* _TASK DESCRIPTION_: Reply with only the number of lines that contain the string "hizo".

====================

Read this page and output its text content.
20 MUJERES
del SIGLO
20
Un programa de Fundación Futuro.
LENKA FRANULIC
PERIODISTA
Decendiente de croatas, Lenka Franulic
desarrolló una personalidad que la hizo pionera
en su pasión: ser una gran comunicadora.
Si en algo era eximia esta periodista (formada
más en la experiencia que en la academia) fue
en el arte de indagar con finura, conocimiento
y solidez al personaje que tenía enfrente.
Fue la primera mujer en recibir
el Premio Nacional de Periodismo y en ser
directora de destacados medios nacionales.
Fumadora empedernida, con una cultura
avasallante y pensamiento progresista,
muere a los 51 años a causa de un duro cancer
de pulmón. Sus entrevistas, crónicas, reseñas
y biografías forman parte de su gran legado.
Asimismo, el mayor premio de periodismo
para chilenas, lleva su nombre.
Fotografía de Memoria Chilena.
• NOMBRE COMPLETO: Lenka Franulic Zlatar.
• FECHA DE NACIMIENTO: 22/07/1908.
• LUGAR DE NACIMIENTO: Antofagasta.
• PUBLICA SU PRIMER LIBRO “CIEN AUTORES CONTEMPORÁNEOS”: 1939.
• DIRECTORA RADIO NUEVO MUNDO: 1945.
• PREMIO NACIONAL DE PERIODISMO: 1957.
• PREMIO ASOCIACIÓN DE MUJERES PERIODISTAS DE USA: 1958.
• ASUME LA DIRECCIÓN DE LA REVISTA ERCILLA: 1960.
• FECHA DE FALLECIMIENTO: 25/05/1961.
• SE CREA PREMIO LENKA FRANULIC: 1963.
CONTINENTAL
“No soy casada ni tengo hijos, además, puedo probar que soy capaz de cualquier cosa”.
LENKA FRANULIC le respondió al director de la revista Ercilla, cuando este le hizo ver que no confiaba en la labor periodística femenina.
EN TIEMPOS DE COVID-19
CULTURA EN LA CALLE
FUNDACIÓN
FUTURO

====================

* _FULL RESPONSE_: 2